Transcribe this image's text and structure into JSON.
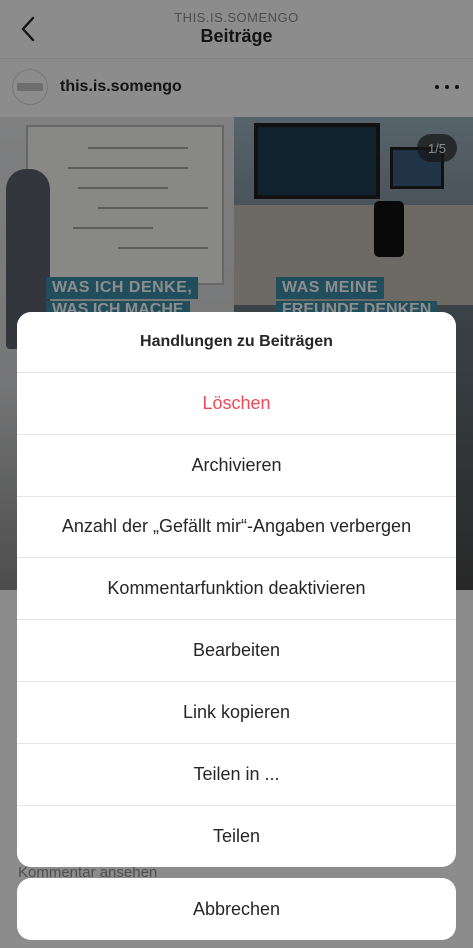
{
  "header": {
    "account": "THIS.IS.SOMENGO",
    "title": "Beiträge"
  },
  "post": {
    "username": "this.is.somengo",
    "counter": "1/5",
    "banner_left": "WAS ICH DENKE,",
    "banner_left_2": "WAS ICH MACHE",
    "banner_right": "WAS MEINE",
    "banner_right_2": "FREUNDE DENKEN",
    "view_comments": "Kommentar ansehen"
  },
  "sheet": {
    "title": "Handlungen zu Beiträgen",
    "items": [
      {
        "label": "Löschen"
      },
      {
        "label": "Archivieren"
      },
      {
        "label": "Anzahl der „Gefällt mir“-Angaben verbergen"
      },
      {
        "label": "Kommentarfunktion deaktivieren"
      },
      {
        "label": "Bearbeiten"
      },
      {
        "label": "Link kopieren"
      },
      {
        "label": "Teilen in ..."
      },
      {
        "label": "Teilen"
      }
    ],
    "cancel_label": "Abbrechen"
  },
  "colors": {
    "danger": "#ed4956",
    "text": "#262626",
    "banner": "#3d8fa8"
  },
  "icons": {
    "back": "chevron-left-icon",
    "more": "more-horizontal-icon"
  }
}
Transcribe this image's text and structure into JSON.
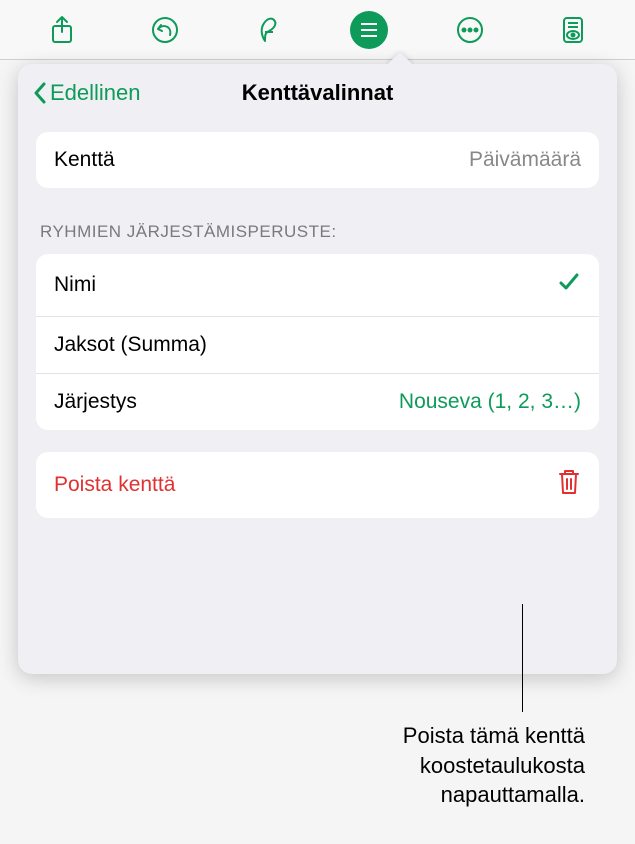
{
  "toolbar": {
    "icons": [
      "share",
      "undo",
      "format",
      "pivot",
      "more",
      "preview"
    ]
  },
  "popover": {
    "back_label": "Edellinen",
    "title": "Kenttävalinnat",
    "field": {
      "label": "Kenttä",
      "value": "Päivämäärä"
    },
    "sort_section": {
      "header": "RYHMIEN JÄRJESTÄMISPERUSTE:",
      "options": [
        {
          "label": "Nimi",
          "selected": true
        },
        {
          "label": "Jaksot (Summa)",
          "selected": false
        }
      ],
      "order": {
        "label": "Järjestys",
        "value": "Nouseva (1, 2, 3…)"
      }
    },
    "delete": {
      "label": "Poista kenttä"
    }
  },
  "callout": {
    "text": "Poista tämä kenttä koostetaulukosta napauttamalla."
  }
}
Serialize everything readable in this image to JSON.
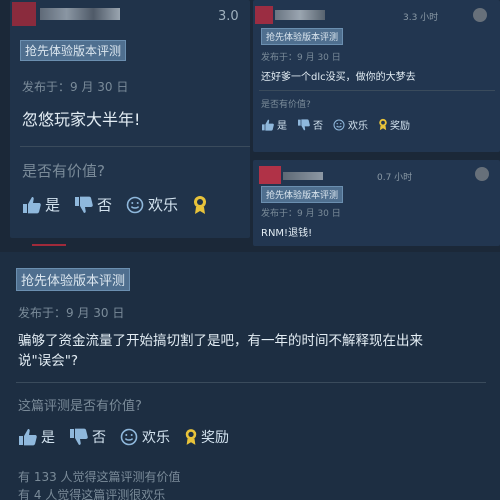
{
  "review_left": {
    "score": "3.0",
    "badge": "抢先体验版本评测",
    "posted": "发布于：9 月 30 日",
    "text": "忽悠玩家大半年!",
    "helpful_prompt": "是否有价值?",
    "yes": "是",
    "no": "否",
    "funny": "欢乐"
  },
  "review_right_top": {
    "hours": "3.3 小时",
    "badge": "抢先体验版本评测",
    "posted": "发布于：9 月 30 日",
    "text": "还好爹一个dlc没买，做你的大梦去",
    "helpful_prompt": "是否有价值?",
    "yes": "是",
    "no": "否",
    "funny": "欢乐",
    "award": "奖励"
  },
  "review_right_bottom": {
    "hours": "0.7 小时",
    "badge": "抢先体验版本评测",
    "posted": "发布于：9 月 30 日",
    "text": "RNM!退钱!"
  },
  "review_main": {
    "badge": "抢先体验版本评测",
    "posted": "发布于：9 月 30 日",
    "text_line1": "骗够了资金流量了开始搞切割了是吧，有一年的时间不解释现在出来",
    "text_line2": "说\"误会\"?",
    "helpful_prompt": "这篇评测是否有价值?",
    "yes": "是",
    "no": "否",
    "funny": "欢乐",
    "award": "奖励",
    "stat_helpful": "有 133 人觉得这篇评测有价值",
    "stat_funny": "有 4 人觉得这篇评测很欢乐"
  },
  "colors": {
    "background": "#1b2838",
    "card": "#20334a",
    "badge": "#4f6f8f",
    "award_gold": "#e8c33a",
    "vote_blue": "#8fb8dc"
  },
  "icons": [
    "thumbs-up-icon",
    "thumbs-down-icon",
    "smiley-icon",
    "award-icon",
    "steam-icon"
  ]
}
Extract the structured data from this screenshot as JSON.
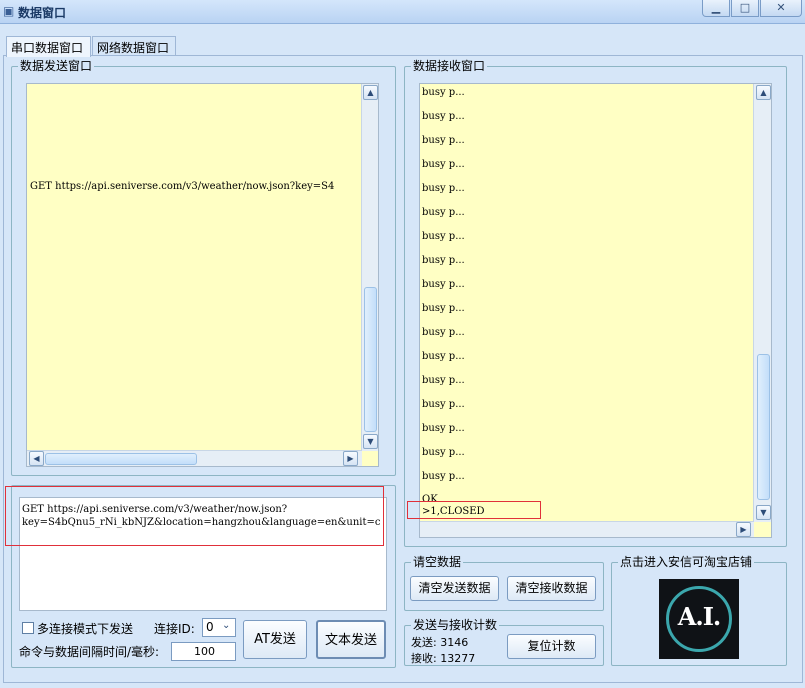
{
  "window": {
    "title": "数据窗口",
    "minimize": "▁",
    "maximize": "□",
    "close": "✕"
  },
  "tabs": [
    {
      "label": "串口数据窗口"
    },
    {
      "label": "网络数据窗口"
    }
  ],
  "send_window": {
    "label": "数据发送窗口",
    "line": "GET https://api.seniverse.com/v3/weather/now.json?key=S4"
  },
  "receive_window": {
    "label": "数据接收窗口",
    "lines": [
      "busy p...",
      "busy p...",
      "busy p...",
      "busy p...",
      "busy p...",
      "busy p...",
      "busy p...",
      "busy p...",
      "busy p...",
      "busy p...",
      "busy p...",
      "busy p...",
      "busy p...",
      "busy p...",
      "busy p...",
      "busy p...",
      "busy p..."
    ],
    "ok": "OK",
    "closed": ">1,CLOSED"
  },
  "command_input": {
    "line1": "GET https://api.seniverse.com/v3/weather/now.json?",
    "line2": "key=S4bQnu5_rNi_kbNJZ&location=hangzhou&language=en&unit=c"
  },
  "multi_connect": {
    "label": "多连接模式下发送",
    "checked": false
  },
  "connection_id": {
    "label": "连接ID:",
    "value": "0"
  },
  "interval": {
    "label": "命令与数据间隔时间/毫秒:",
    "value": "100"
  },
  "buttons": {
    "at_send": "AT发送",
    "text_send": "文本发送"
  },
  "clear_group": {
    "label": "请空数据",
    "clear_send": "清空发送数据",
    "clear_receive": "清空接收数据"
  },
  "count_group": {
    "label": "发送与接收计数",
    "sent": "发送: 3146",
    "received": "接收: 13277",
    "reset": "复位计数"
  },
  "shop_group": {
    "label": "点击进入安信可淘宝店铺",
    "logo_text": "A.I."
  },
  "scroll_glyphs": {
    "up": "▲",
    "down": "▼",
    "left": "◀",
    "right": "▶"
  },
  "colors": {
    "text_area": "#ffffc4",
    "window_bg": "#d6e6f8",
    "highlight": "#e0303a"
  }
}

-------------------------

Write out the entries above verbatim; the pictures do not belong in your copy.

Transcribe this image's text and structure into JSON.
{
  "header": {
    "account": "THIS.IS.SOMENGO",
    "title": "Beiträge"
  },
  "post": {
    "username": "this.is.somengo",
    "counter": "1/5",
    "banner_left": "WAS ICH DENKE,",
    "banner_left_2": "WAS ICH MACHE",
    "banner_right": "WAS MEINE",
    "banner_right_2": "FREUNDE DENKEN",
    "view_comments": "Kommentar ansehen"
  },
  "sheet": {
    "title": "Handlungen zu Beiträgen",
    "items": [
      {
        "label": "Löschen"
      },
      {
        "label": "Archivieren"
      },
      {
        "label": "Anzahl der „Gefällt mir“-Angaben verbergen"
      },
      {
        "label": "Kommentarfunktion deaktivieren"
      },
      {
        "label": "Bearbeiten"
      },
      {
        "label": "Link kopieren"
      },
      {
        "label": "Teilen in ..."
      },
      {
        "label": "Teilen"
      }
    ],
    "cancel_label": "Abbrechen"
  },
  "colors": {
    "danger": "#ed4956",
    "text": "#262626",
    "banner": "#3d8fa8"
  },
  "icons": {
    "back": "chevron-left-icon",
    "more": "more-horizontal-icon"
  }
}
Transcribe this image's text and structure into JSON.
{
  "toolbar": {
    "icons": [
      "share",
      "undo",
      "format",
      "pivot",
      "more",
      "preview"
    ]
  },
  "popover": {
    "back_label": "Edellinen",
    "title": "Kenttävalinnat",
    "field": {
      "label": "Kenttä",
      "value": "Päivämäärä"
    },
    "sort_section": {
      "header": "RYHMIEN JÄRJESTÄMISPERUSTE:",
      "options": [
        {
          "label": "Nimi",
          "selected": true
        },
        {
          "label": "Jaksot (Summa)",
          "selected": false
        }
      ],
      "order": {
        "label": "Järjestys",
        "value": "Nouseva (1, 2, 3…)"
      }
    },
    "delete": {
      "label": "Poista kenttä"
    }
  },
  "callout": {
    "text": "Poista tämä kenttä koostetaulukosta napauttamalla."
  }
}
Serialize everything readable in this image to JSON.
{
  "review_left": {
    "score": "3.0",
    "badge": "抢先体验版本评测",
    "posted": "发布于：9 月 30 日",
    "text": "忽悠玩家大半年!",
    "helpful_prompt": "是否有价值?",
    "yes": "是",
    "no": "否",
    "funny": "欢乐"
  },
  "review_right_top": {
    "hours": "3.3 小时",
    "badge": "抢先体验版本评测",
    "posted": "发布于：9 月 30 日",
    "text": "还好爹一个dlc没买，做你的大梦去",
    "helpful_prompt": "是否有价值?",
    "yes": "是",
    "no": "否",
    "funny": "欢乐",
    "award": "奖励"
  },
  "review_right_bottom": {
    "hours": "0.7 小时",
    "badge": "抢先体验版本评测",
    "posted": "发布于：9 月 30 日",
    "text": "RNM!退钱!"
  },
  "review_main": {
    "badge": "抢先体验版本评测",
    "posted": "发布于：9 月 30 日",
    "text_line1": "骗够了资金流量了开始搞切割了是吧，有一年的时间不解释现在出来",
    "text_line2": "说\"误会\"?",
    "helpful_prompt": "这篇评测是否有价值?",
    "yes": "是",
    "no": "否",
    "funny": "欢乐",
    "award": "奖励",
    "stat_helpful": "有 133 人觉得这篇评测有价值",
    "stat_funny": "有 4 人觉得这篇评测很欢乐"
  },
  "colors": {
    "background": "#1b2838",
    "card": "#20334a",
    "badge": "#4f6f8f",
    "award_gold": "#e8c33a",
    "vote_blue": "#8fb8dc"
  },
  "icons": [
    "thumbs-up-icon",
    "thumbs-down-icon",
    "smiley-icon",
    "award-icon",
    "steam-icon"
  ]
}
Extract the structured data from this screenshot as JSON.
{
  "window": {
    "title": "数据窗口",
    "minimize": "▁",
    "maximize": "□",
    "close": "✕"
  },
  "tabs": [
    {
      "label": "串口数据窗口"
    },
    {
      "label": "网络数据窗口"
    }
  ],
  "send_window": {
    "label": "数据发送窗口",
    "line": "GET https://api.seniverse.com/v3/weather/now.json?key=S4"
  },
  "receive_window": {
    "label": "数据接收窗口",
    "lines": [
      "busy p...",
      "busy p...",
      "busy p...",
      "busy p...",
      "busy p...",
      "busy p...",
      "busy p...",
      "busy p...",
      "busy p...",
      "busy p...",
      "busy p...",
      "busy p...",
      "busy p...",
      "busy p...",
      "busy p...",
      "busy p...",
      "busy p..."
    ],
    "ok": "OK",
    "closed": ">1,CLOSED"
  },
  "command_input": {
    "line1": "GET https://api.seniverse.com/v3/weather/now.json?",
    "line2": "key=S4bQnu5_rNi_kbNJZ&location=hangzhou&language=en&unit=c"
  },
  "multi_connect": {
    "label": "多连接模式下发送",
    "checked": false
  },
  "connection_id": {
    "label": "连接ID:",
    "value": "0"
  },
  "interval": {
    "label": "命令与数据间隔时间/毫秒:",
    "value": "100"
  },
  "buttons": {
    "at_send": "AT发送",
    "text_send": "文本发送"
  },
  "clear_group": {
    "label": "请空数据",
    "clear_send": "清空发送数据",
    "clear_receive": "清空接收数据"
  },
  "count_group": {
    "label": "发送与接收计数",
    "sent": "发送: 3146",
    "received": "接收: 13277",
    "reset": "复位计数"
  },
  "shop_group": {
    "label": "点击进入安信可淘宝店铺",
    "logo_text": "A.I."
  },
  "scroll_glyphs": {
    "up": "▲",
    "down": "▼",
    "left": "◀",
    "right": "▶"
  },
  "colors": {
    "text_area": "#ffffc4",
    "window_bg": "#d6e6f8",
    "highlight": "#e0303a"
  }
}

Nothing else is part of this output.